begin GIVEN ENTRIES
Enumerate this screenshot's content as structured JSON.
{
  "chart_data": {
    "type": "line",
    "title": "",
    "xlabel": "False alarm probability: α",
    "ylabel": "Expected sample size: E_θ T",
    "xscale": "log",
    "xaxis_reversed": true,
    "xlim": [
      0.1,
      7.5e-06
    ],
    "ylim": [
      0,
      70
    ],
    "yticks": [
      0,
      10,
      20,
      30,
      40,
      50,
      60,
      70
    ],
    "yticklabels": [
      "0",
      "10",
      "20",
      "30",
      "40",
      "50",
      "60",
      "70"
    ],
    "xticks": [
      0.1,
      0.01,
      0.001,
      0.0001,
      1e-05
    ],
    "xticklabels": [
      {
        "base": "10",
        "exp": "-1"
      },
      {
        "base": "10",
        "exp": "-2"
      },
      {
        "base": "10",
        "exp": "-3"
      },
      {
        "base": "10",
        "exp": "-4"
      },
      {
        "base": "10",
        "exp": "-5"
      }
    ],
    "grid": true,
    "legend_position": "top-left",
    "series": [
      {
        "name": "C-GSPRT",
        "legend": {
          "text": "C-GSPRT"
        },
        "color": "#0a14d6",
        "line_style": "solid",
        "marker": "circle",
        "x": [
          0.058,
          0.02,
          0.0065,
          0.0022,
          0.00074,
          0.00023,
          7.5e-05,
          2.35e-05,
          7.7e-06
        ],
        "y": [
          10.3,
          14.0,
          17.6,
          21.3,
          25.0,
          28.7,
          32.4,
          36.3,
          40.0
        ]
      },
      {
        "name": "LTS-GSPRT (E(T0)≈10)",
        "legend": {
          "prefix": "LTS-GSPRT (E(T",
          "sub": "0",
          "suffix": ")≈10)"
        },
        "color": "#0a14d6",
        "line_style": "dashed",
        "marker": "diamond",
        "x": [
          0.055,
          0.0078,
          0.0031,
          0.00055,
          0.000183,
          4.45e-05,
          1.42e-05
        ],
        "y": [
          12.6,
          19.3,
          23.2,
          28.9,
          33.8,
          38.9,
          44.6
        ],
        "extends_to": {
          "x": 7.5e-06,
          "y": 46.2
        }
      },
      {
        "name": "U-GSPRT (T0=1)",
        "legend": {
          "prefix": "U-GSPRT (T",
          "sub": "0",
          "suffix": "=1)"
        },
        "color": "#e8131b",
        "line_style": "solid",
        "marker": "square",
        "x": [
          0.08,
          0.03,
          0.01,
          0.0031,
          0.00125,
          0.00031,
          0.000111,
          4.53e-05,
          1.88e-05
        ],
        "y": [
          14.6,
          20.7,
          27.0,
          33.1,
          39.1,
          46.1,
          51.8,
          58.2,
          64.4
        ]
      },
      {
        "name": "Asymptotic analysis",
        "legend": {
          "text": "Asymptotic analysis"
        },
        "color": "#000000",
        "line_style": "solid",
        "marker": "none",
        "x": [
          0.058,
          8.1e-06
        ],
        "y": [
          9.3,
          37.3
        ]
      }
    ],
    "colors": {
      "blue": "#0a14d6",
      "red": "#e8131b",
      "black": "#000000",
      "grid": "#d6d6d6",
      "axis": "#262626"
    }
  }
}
end GIVEN ENTRIES
Only lines with the word "Asymptotic" are wanted, so copy each one from the records.

• SOLVED PROBLEM:
        "name": "Asymptotic analysis",
          "text": "Asymptotic analysis"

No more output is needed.